■ **The exercise**: Copy each line that contains the string "director".

■ **Input**:
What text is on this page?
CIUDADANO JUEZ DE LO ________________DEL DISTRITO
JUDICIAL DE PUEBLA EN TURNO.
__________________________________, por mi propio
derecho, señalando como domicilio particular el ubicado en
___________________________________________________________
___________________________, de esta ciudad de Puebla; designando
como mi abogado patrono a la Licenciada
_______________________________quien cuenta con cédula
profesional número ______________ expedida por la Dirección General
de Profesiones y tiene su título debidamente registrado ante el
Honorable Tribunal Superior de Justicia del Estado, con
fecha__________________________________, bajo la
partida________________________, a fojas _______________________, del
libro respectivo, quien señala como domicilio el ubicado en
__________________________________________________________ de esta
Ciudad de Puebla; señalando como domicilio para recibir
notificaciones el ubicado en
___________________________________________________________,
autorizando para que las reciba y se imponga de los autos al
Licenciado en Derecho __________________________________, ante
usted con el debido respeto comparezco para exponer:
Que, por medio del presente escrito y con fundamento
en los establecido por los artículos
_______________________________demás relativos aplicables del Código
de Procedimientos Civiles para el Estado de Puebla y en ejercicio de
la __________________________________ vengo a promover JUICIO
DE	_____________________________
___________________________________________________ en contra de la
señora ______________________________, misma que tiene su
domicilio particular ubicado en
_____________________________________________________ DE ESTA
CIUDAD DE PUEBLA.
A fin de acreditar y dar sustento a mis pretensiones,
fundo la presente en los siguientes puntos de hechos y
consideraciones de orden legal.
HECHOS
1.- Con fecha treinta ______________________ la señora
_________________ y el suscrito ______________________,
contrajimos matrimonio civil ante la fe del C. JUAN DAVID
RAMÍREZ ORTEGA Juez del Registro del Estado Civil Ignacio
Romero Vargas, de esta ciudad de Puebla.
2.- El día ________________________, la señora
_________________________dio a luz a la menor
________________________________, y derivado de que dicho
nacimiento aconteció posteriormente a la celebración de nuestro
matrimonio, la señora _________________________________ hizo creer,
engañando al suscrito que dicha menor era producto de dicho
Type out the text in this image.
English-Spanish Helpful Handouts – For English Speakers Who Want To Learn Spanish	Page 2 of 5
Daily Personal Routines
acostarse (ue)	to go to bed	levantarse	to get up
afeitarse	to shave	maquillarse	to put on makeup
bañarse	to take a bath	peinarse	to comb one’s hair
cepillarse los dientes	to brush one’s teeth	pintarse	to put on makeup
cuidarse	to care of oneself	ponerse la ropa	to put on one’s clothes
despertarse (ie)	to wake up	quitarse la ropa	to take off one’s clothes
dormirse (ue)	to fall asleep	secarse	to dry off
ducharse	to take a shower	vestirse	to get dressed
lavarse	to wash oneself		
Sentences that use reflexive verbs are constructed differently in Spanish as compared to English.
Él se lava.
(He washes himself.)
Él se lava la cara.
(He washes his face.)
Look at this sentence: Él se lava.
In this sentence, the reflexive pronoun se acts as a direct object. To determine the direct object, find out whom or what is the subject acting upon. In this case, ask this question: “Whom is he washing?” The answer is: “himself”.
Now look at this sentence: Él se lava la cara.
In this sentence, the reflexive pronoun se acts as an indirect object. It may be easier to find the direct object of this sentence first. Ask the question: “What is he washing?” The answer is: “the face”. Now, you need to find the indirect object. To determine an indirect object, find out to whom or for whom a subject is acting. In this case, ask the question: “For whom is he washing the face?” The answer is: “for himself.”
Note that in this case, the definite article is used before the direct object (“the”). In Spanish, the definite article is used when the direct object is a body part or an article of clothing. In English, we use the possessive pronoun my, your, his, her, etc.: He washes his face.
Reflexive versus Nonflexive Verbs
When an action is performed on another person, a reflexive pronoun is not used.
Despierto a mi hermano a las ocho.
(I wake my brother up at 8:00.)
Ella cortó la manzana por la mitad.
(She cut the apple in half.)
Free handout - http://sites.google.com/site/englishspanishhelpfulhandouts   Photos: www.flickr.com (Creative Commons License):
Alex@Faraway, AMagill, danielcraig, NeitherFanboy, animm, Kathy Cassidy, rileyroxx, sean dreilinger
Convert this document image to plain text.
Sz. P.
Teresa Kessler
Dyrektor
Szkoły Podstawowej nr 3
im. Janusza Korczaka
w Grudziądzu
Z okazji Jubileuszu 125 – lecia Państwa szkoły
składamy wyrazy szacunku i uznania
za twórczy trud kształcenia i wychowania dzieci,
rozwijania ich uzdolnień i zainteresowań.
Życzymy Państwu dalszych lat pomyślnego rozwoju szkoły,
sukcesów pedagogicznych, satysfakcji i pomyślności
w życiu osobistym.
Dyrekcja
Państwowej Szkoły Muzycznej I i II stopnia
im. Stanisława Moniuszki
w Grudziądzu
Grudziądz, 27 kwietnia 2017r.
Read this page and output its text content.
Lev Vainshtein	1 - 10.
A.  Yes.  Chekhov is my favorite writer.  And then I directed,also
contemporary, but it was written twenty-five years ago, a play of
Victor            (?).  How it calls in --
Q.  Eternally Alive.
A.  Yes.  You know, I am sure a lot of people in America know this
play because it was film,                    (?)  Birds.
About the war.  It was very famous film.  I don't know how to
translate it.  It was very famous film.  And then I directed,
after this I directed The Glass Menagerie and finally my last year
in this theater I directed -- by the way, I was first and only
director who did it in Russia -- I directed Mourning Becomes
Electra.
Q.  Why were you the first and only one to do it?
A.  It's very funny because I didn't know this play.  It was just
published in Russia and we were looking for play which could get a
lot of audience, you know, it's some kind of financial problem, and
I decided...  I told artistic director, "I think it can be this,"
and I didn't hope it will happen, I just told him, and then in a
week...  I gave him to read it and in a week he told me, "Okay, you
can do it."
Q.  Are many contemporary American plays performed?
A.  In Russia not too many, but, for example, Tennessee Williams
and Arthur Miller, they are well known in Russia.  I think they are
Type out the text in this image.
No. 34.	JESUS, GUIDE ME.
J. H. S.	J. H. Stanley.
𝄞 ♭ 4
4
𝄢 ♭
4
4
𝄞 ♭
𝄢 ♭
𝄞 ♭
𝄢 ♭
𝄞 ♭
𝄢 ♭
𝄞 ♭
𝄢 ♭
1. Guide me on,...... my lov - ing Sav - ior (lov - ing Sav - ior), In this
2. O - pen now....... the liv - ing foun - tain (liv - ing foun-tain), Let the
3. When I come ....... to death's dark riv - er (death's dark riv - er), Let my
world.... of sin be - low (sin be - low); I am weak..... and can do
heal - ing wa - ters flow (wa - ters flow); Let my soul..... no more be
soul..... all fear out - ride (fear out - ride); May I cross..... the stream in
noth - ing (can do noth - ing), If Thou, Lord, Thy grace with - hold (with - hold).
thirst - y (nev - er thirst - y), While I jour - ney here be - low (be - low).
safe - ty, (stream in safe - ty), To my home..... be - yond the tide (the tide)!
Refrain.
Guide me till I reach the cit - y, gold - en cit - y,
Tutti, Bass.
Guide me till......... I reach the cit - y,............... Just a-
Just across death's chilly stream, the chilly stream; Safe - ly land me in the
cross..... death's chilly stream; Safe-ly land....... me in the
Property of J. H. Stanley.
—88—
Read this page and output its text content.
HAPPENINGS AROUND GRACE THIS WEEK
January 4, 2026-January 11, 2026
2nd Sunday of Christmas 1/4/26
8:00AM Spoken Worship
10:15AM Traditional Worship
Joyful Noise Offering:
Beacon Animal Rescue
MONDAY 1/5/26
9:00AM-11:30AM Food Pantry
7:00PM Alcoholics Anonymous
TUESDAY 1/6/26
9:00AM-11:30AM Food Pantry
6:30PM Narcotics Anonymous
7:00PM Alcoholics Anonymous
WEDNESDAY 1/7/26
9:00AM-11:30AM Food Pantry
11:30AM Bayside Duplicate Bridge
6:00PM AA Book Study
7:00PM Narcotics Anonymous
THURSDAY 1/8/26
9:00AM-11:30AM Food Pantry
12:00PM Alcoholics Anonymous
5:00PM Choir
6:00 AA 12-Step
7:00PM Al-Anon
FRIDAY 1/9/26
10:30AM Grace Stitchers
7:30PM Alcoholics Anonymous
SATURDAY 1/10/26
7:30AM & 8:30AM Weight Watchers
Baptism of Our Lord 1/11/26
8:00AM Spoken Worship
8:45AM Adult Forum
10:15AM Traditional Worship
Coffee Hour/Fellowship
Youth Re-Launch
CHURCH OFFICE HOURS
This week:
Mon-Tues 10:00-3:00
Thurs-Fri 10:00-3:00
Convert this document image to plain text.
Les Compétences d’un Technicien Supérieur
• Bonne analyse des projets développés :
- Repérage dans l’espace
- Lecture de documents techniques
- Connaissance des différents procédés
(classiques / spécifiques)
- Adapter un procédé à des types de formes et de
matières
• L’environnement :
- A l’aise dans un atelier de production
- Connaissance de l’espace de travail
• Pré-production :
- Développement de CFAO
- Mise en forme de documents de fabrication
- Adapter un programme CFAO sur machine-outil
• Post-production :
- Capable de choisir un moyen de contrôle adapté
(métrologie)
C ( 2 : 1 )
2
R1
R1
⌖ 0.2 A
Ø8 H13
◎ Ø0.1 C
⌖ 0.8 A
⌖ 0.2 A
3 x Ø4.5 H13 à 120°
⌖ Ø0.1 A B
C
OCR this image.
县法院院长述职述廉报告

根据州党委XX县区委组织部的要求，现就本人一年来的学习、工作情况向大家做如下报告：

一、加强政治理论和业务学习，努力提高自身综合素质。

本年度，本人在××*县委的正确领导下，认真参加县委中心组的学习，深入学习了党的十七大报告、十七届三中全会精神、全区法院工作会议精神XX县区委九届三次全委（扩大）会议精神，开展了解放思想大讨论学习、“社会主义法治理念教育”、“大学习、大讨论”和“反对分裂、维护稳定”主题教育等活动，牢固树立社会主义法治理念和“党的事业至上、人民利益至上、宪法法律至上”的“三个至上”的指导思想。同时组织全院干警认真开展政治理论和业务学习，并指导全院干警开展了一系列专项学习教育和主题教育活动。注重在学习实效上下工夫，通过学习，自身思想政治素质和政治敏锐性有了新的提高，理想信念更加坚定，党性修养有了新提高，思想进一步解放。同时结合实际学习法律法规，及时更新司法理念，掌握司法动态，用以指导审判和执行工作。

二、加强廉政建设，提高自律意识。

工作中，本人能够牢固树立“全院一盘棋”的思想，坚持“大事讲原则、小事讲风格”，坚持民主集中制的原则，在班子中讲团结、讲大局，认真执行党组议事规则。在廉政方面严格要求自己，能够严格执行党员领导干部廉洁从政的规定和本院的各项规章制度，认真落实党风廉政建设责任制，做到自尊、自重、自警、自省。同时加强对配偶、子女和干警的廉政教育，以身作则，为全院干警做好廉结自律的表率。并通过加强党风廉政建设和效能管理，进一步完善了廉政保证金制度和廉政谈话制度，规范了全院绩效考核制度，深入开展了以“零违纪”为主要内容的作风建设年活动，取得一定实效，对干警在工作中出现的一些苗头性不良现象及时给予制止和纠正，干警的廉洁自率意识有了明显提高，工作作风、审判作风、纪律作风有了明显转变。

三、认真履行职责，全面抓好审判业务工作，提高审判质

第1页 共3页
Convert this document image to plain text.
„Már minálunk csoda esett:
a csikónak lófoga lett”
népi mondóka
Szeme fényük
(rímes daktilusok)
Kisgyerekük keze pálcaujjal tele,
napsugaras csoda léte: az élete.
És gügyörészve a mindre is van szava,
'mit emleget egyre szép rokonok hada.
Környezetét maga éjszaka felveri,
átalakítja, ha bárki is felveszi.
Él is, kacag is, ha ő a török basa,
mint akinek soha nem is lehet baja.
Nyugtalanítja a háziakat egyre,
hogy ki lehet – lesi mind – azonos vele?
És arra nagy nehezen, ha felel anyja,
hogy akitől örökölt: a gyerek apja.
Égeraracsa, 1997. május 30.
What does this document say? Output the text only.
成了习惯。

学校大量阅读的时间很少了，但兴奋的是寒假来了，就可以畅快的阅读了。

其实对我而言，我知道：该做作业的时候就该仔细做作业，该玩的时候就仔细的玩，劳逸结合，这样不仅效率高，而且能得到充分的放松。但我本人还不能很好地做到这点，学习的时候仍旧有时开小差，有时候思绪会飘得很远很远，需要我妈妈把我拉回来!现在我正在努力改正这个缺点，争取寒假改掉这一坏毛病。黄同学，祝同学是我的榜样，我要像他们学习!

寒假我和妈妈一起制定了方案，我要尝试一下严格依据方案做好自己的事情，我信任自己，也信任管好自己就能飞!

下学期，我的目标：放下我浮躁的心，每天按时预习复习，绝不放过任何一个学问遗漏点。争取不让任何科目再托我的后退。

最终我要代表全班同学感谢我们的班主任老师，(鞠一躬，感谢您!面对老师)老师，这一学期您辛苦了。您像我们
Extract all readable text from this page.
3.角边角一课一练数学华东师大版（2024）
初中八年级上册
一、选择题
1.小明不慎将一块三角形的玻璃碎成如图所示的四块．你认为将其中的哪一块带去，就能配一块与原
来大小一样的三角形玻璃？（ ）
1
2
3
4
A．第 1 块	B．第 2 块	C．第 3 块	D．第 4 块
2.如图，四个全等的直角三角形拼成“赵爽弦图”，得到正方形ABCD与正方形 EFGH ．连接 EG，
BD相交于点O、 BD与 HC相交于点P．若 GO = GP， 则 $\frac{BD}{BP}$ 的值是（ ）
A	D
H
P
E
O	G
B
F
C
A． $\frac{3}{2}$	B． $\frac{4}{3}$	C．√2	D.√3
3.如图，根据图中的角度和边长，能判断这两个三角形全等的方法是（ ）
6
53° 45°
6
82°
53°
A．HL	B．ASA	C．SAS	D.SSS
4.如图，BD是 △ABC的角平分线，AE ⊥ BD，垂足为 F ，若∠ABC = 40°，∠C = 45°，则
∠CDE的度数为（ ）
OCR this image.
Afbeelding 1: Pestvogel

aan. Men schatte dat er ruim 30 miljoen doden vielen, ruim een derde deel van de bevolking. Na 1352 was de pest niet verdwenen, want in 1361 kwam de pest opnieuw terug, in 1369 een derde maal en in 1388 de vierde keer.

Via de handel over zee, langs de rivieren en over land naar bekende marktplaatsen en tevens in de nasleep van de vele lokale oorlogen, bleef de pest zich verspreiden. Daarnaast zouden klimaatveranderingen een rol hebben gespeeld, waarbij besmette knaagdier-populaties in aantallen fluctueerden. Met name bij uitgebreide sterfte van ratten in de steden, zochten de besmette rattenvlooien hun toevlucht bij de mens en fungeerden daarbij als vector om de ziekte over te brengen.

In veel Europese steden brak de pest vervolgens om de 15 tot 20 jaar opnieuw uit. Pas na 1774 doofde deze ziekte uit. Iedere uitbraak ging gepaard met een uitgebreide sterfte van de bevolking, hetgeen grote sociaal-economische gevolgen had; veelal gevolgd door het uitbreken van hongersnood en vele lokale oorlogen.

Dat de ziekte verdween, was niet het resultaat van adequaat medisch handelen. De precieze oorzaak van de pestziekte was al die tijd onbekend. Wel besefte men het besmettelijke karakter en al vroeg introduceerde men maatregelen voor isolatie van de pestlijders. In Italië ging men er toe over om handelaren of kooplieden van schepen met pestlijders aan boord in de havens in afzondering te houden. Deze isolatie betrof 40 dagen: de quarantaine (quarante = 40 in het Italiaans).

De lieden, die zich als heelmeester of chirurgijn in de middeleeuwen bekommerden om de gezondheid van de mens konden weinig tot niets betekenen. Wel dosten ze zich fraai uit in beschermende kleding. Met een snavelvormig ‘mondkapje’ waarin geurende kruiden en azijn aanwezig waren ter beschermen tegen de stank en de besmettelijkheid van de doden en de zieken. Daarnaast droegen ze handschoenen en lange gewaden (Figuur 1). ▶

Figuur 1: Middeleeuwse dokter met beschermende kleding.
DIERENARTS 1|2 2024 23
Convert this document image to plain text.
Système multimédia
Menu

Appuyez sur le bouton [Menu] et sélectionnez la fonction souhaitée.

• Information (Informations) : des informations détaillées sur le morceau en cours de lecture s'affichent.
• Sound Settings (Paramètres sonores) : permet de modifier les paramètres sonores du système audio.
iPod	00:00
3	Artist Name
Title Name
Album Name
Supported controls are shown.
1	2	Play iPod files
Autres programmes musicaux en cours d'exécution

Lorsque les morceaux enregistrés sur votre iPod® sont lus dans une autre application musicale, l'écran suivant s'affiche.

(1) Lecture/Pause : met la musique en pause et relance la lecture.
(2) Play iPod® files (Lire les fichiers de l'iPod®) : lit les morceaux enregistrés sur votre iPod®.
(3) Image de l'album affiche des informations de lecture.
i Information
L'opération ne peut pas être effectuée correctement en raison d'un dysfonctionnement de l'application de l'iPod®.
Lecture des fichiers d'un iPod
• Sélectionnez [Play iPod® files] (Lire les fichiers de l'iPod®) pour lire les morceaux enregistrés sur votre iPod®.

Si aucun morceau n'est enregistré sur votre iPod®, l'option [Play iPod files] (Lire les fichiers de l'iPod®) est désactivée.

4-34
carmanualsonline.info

■ **Answer to this exercise**:
director who did it in Russia -- I directed Mourning Becomes
I decided...  I told artistic director, "I think it can be this,"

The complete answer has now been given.